═══ Given text ═══
I have a strong attachment to my many books, but every so often I do lend them out. When I do, I often sell that loan by saying what makes it worth recommending: characters, plot, setting, etc. What I don’t do is say anything along the lines of “Well, it’s the tale of a group of small folk who come into possession of a evil magic ring, and they have to travel across half the world, accompanied by allies from different races, in a quest to destroy it.” Not that I’d be giving away all of “The Lord of the Rings” by doing so, but I’d be depriving the loanee of some of the joy of discovery.

So why do movie studios seem determined to go a lot further in spoiling their wares ahead of time?

Last night I had the pleasure of watching “The Cabin in the Woods,” the new film from the fertile brains of Buffy alumni Drew Goddard and Joss Whedon. Partly due to the long gap between its filming and release, but mostly due to the creators’ determination to keep as much of it as possible under wraps, I managed to go into the cinema knowing very little of what it was about. This was a very good thing, and I’ll say no more about that film other than that it’s not so much as slasher movie as a movie about slasher movies (and manages to be a lot more fun than its meta-horror precursor Scream).

However, it’s getting harder and harder to avoid learning most of what a film has to offer long before its release. I already know more about Whedon’s next movie, The Avengers (or Avengers Assemble if you don’t live in the U.S.) than I’d prefer, and I’ve resorted to sticking my fingers in my ears and shutting my eyes to avoid seeing trailers for Ridley Scott’s forthcoming Prometheus.

I do accept a portion of the blame for this. Anyone who trawls the internet habitually can at any moment be enticed by a rumour, press release or teaser trailer. On the other hand, movie studios are always eager to attract more attention for their releases, and media outlets are just as eager to scoop their rivals with the latest unrevealed details of films just over the horizon. The only thing standing in the way of a tidal wave of spoilers is a common awareness that revealing everything ahead of time defeats the purpose of marketing the film in the first place.
═══ Data ═══
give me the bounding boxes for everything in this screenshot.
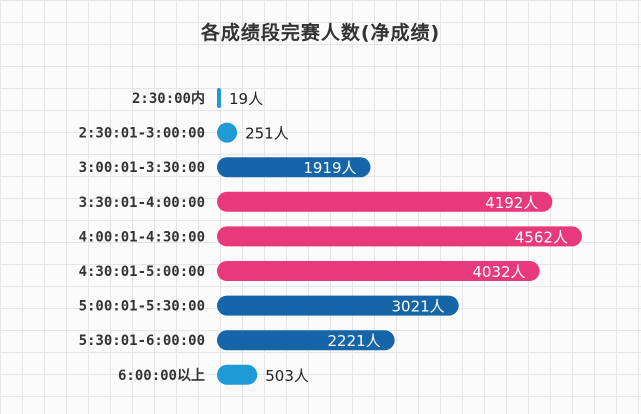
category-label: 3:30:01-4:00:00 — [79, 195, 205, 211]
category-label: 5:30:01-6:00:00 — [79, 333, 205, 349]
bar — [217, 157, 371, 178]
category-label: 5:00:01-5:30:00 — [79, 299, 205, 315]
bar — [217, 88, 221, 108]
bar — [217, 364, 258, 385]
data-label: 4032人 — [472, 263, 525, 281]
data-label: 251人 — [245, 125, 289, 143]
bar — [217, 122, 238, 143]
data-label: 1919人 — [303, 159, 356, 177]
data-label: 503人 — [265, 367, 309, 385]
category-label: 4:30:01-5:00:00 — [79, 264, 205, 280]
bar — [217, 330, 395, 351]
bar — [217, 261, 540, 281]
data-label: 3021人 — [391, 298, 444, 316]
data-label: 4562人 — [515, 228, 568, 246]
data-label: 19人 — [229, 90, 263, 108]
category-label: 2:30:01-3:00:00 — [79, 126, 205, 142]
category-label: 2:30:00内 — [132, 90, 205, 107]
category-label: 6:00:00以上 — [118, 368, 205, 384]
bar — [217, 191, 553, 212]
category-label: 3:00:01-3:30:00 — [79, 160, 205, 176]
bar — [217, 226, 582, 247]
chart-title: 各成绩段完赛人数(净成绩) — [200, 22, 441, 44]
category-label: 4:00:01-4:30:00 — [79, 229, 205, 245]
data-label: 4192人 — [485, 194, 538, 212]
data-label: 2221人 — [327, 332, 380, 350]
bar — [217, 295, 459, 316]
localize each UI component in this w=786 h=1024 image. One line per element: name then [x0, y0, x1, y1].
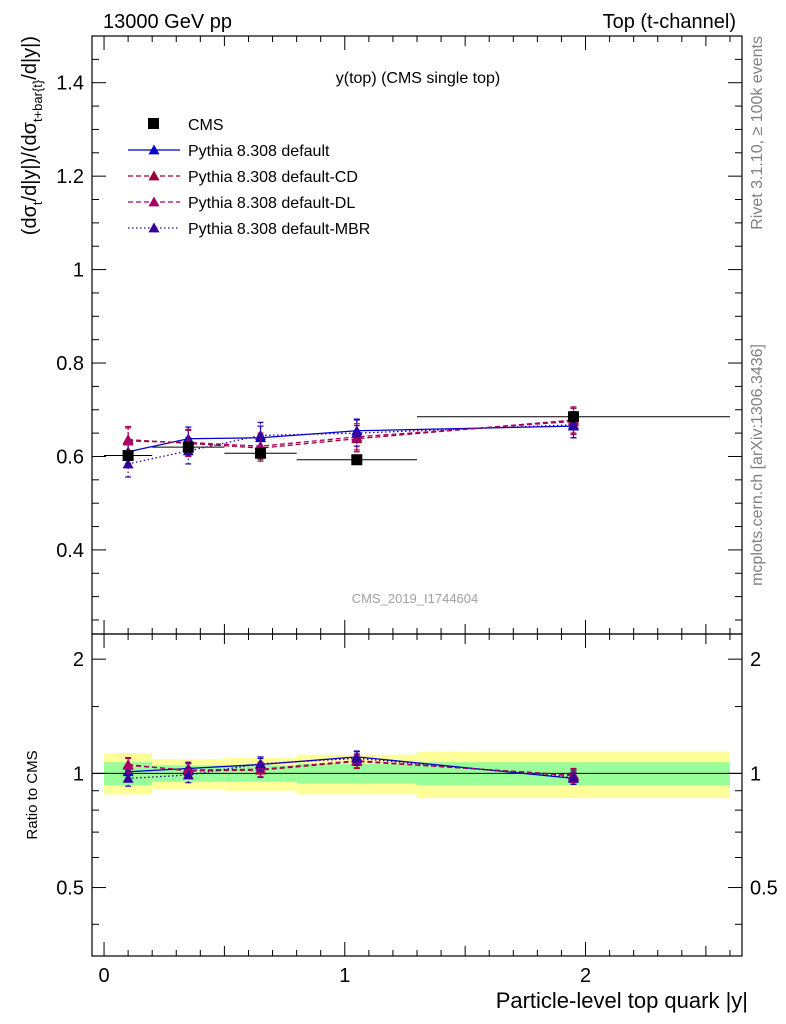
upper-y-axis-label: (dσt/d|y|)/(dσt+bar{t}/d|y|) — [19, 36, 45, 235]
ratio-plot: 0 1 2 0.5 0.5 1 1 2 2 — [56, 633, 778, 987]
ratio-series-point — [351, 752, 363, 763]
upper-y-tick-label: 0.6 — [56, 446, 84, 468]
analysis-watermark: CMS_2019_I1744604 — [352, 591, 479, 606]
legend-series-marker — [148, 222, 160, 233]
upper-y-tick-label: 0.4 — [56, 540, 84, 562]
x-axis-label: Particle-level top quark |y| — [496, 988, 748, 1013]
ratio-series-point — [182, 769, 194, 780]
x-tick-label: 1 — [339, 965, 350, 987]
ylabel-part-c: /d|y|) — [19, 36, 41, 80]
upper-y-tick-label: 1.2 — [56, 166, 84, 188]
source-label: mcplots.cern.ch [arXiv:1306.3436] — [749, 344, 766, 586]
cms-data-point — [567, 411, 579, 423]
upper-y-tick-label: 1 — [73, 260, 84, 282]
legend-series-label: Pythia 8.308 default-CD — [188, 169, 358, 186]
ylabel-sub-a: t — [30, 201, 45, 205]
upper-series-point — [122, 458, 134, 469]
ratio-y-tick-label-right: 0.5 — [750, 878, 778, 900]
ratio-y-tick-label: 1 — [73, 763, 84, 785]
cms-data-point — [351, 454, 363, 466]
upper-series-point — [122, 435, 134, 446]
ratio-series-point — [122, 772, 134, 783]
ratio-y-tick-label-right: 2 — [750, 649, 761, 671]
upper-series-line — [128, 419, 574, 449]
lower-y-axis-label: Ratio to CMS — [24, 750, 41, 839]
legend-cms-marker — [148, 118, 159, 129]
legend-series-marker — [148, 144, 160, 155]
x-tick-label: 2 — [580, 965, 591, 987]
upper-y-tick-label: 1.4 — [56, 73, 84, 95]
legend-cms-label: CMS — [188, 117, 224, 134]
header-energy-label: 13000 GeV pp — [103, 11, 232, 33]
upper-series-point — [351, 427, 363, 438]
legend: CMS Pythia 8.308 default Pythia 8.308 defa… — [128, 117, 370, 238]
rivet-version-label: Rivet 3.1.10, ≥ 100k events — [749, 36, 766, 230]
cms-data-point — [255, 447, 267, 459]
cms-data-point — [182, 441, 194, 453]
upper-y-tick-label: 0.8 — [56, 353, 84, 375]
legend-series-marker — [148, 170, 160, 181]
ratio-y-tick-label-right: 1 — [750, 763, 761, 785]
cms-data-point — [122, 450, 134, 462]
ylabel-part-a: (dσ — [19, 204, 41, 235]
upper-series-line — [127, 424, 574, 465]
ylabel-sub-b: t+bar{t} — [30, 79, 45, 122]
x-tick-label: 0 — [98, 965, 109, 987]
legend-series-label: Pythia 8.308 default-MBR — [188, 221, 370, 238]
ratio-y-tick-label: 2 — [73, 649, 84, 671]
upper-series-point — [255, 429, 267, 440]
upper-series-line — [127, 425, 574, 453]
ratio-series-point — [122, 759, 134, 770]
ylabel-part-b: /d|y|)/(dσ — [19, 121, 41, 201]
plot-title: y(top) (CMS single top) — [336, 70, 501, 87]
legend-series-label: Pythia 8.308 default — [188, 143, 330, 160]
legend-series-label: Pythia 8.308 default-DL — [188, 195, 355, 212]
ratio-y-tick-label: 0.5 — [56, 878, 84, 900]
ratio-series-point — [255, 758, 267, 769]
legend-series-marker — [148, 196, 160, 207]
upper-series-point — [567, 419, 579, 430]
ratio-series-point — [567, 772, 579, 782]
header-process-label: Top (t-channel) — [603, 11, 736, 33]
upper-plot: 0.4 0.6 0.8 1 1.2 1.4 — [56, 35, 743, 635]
═══
» Task requirements:
(1) Name every film the essay on movie spoilers mentions by title.
(2) Pick up the essay on movie spoilers after its final sentence and keep writing.

» The results:
(1) The Cabin in the Woods, Scream, The Avengers (also called Avengers Assemble), Prometheus

(2)
It’s good to be surprised by a film. When a trailer shows clips from a film’s climax, or an article leaks details of the plot, then the person thus spoiled loses something. The best movies bear repeated viewing, but there’s a reason why we feel envious of those about to experience something exceptional for the first time. (This is also the case for other forms of entertainment: witness the recent tortured efforts to discuss the ending of Mass Effect 3 without actually talking about it.)

After years of being a happy consumer of rumours and spoilers, I’ve become a convert to the art of avoidance. I’ll happily watch trailers for, and read about, movies I’ve never heard of in the hope of finding something worth watching, but if it’s something I’m already looking forward to, it goes on my interdicted list. I’d definitely recommend it as a habit to get into. If nothing else, it offers a chance to enjoy a movie twice over: once for the new experience and once again to appreciate the artistry with which it was put together.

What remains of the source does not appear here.